* _Exercise inputs_:
-- Start --

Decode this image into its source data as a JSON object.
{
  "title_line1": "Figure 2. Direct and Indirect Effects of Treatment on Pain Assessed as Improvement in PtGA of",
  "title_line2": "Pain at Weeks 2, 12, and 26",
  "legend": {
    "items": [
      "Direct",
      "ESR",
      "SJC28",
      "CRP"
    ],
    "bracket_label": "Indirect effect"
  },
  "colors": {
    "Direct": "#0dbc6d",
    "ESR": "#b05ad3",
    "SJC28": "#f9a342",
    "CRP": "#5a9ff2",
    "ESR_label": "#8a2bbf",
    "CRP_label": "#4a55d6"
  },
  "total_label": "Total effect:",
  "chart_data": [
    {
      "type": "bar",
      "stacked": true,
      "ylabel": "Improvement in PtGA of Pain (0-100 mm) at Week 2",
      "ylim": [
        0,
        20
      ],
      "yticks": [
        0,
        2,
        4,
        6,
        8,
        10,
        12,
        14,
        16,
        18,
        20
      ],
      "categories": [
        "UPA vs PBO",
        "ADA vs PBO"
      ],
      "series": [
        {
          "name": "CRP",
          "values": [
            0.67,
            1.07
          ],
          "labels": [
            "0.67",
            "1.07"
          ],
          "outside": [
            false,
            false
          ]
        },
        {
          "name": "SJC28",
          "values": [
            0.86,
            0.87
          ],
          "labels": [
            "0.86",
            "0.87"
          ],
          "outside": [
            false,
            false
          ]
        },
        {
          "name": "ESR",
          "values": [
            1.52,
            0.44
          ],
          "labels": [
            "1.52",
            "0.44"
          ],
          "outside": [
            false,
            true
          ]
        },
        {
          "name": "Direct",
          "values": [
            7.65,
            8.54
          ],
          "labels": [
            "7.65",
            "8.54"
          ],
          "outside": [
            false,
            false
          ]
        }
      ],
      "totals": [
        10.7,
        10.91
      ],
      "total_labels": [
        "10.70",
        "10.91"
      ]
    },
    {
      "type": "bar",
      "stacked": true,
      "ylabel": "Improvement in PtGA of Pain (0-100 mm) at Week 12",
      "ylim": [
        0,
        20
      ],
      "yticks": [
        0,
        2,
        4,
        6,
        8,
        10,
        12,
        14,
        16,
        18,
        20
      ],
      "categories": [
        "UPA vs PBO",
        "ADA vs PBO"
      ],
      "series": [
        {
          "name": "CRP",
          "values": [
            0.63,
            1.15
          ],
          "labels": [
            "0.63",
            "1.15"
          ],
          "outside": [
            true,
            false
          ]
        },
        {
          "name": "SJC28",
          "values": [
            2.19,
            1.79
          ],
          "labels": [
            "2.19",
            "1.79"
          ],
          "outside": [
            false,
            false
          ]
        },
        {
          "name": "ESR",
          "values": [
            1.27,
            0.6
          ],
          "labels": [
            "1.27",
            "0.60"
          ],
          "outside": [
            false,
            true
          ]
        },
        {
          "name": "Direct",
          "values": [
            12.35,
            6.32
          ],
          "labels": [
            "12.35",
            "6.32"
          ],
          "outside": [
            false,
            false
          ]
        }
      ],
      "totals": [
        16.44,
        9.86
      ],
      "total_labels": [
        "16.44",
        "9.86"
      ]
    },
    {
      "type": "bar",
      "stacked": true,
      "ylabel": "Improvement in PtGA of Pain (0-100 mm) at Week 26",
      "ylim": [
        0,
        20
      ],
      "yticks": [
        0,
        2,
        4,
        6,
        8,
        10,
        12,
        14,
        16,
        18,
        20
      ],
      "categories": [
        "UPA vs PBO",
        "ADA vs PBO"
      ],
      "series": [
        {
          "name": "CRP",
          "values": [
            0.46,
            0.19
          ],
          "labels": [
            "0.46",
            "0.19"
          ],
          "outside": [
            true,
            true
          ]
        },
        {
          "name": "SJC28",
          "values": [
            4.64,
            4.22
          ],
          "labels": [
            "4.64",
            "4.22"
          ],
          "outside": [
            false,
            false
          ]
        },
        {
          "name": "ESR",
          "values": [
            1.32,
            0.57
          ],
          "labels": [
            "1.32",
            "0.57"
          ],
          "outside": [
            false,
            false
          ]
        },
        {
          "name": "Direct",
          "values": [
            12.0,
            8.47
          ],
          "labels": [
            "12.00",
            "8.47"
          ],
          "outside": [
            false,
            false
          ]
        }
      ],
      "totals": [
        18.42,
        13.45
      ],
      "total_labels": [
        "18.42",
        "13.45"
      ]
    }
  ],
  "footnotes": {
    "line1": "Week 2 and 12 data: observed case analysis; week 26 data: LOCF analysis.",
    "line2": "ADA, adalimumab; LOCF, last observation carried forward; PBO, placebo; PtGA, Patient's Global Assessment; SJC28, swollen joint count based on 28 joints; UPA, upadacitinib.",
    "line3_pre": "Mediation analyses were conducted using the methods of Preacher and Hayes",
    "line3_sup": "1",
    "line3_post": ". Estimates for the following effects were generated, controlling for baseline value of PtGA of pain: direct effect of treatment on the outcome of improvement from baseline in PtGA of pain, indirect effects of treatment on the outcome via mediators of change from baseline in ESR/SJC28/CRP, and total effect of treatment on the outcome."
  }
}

-- End --

* _Problem_:
Repeat the records exactly, including every line.

* _Task output_:
Decode this image into its source data as a JSON object.
{
  "title_line1": "Figure 2. Direct and Indirect Effects of Treatment on Pain Assessed as Improvement in PtGA of",
  "title_line2": "Pain at Weeks 2, 12, and 26",
  "legend": {
    "items": [
      "Direct",
      "ESR",
      "SJC28",
      "CRP"
    ],
    "bracket_label": "Indirect effect"
  },
  "colors": {
    "Direct": "#0dbc6d",
    "ESR": "#b05ad3",
    "SJC28": "#f9a342",
    "CRP": "#5a9ff2",
    "ESR_label": "#8a2bbf",
    "CRP_label": "#4a55d6"
  },
  "total_label": "Total effect:",
  "chart_data": [
    {
      "type": "bar",
      "stacked": true,
      "ylabel": "Improvement in PtGA of Pain (0-100 mm) at Week 2",
      "ylim": [
        0,
        20
      ],
      "yticks": [
        0,
        2,
        4,
        6,
        8,
        10,
        12,
        14,
        16,
        18,
        20
      ],
      "categories": [
        "UPA vs PBO",
        "ADA vs PBO"
      ],
      "series": [
        {
          "name": "CRP",
          "values": [
            0.67,
            1.07
          ],
          "labels": [
            "0.67",
            "1.07"
          ],
          "outside": [
            false,
            false
          ]
        },
        {
          "name": "SJC28",
          "values": [
            0.86,
            0.87
          ],
          "labels": [
            "0.86",
            "0.87"
          ],
          "outside": [
            false,
            false
          ]
        },
        {
          "name": "ESR",
          "values": [
            1.52,
            0.44
          ],
          "labels": [
            "1.52",
            "0.44"
          ],
          "outside": [
            false,
            true
          ]
        },
        {
          "name": "Direct",
          "values": [
            7.65,
            8.54
          ],
          "labels": [
            "7.65",
            "8.54"
          ],
          "outside": [
            false,
            false
          ]
        }
      ],
      "totals": [
        10.7,
        10.91
      ],
      "total_labels": [
        "10.70",
        "10.91"
      ]
    },
    {
      "type": "bar",
      "stacked": true,
      "ylabel": "Improvement in PtGA of Pain (0-100 mm) at Week 12",
      "ylim": [
        0,
        20
      ],
      "yticks": [
        0,
        2,
        4,
        6,
        8,
        10,
        12,
        14,
        16,
        18,
        20
      ],
      "categories": [
        "UPA vs PBO",
        "ADA vs PBO"
      ],
      "series": [
        {
          "name": "CRP",
          "values": [
            0.63,
            1.15
          ],
          "labels": [
            "0.63",
            "1.15"
          ],
          "outside": [
            true,
            false
          ]
        },
        {
          "name": "SJC28",
          "values": [
            2.19,
            1.79
          ],
          "labels": [
            "2.19",
            "1.79"
          ],
          "outside": [
            false,
            false
          ]
        },
        {
          "name": "ESR",
          "values": [
            1.27,
            0.6
          ],
          "labels": [
            "1.27",
            "0.60"
          ],
          "outside": [
            false,
            true
          ]
        },
        {
          "name": "Direct",
          "values": [
            12.35,
            6.32
          ],
          "labels": [
            "12.35",
            "6.32"
          ],
          "outside": [
            false,
            false
          ]
        }
      ],
      "totals": [
        16.44,
        9.86
      ],
      "total_labels": [
        "16.44",
        "9.86"
      ]
    },
    {
      "type": "bar",
      "stacked": true,
      "ylabel": "Improvement in PtGA of Pain (0-100 mm) at Week 26",
      "ylim": [
        0,
        20
      ],
      "yticks": [
        0,
        2,
        4,
        6,
        8,
        10,
        12,
        14,
        16,
        18,
        20
      ],
      "categories": [
        "UPA vs PBO",
        "ADA vs PBO"
      ],
      "series": [
        {
          "name": "CRP",
          "values": [
            0.46,
            0.19
          ],
          "labels": [
            "0.46",
            "0.19"
          ],
          "outside": [
            true,
            true
          ]
        },
        {
          "name": "SJC28",
          "values": [
            4.64,
            4.22
          ],
          "labels": [
            "4.64",
            "4.22"
          ],
          "outside": [
            false,
            false
          ]
        },
        {
          "name": "ESR",
          "values": [
            1.32,
            0.57
          ],
          "labels": [
            "1.32",
            "0.57"
          ],
          "outside": [
            false,
            false
          ]
        },
        {
          "name": "Direct",
          "values": [
            12.0,
            8.47
          ],
          "labels": [
            "12.00",
            "8.47"
          ],
          "outside": [
            false,
            false
          ]
        }
      ],
      "totals": [
        18.42,
        13.45
      ],
      "total_labels": [
        "18.42",
        "13.45"
      ]
    }
  ],
  "footnotes": {
    "line1": "Week 2 and 12 data: observed case analysis; week 26 data: LOCF analysis.",
    "line2": "ADA, adalimumab; LOCF, last observation carried forward; PBO, placebo; PtGA, Patient's Global Assessment; SJC28, swollen joint count based on 28 joints; UPA, upadacitinib.",
    "line3_pre": "Mediation analyses were conducted using the methods of Preacher and Hayes",
    "line3_sup": "1",
    "line3_post": ". Estimates for the following effects were generated, controlling for baseline value of PtGA of pain: direct effect of treatment on the outcome of improvement from baseline in PtGA of pain, indirect effects of treatment on the outcome via mediators of change from baseline in ESR/SJC28/CRP, and total effect of treatment on the outcome."
  }
}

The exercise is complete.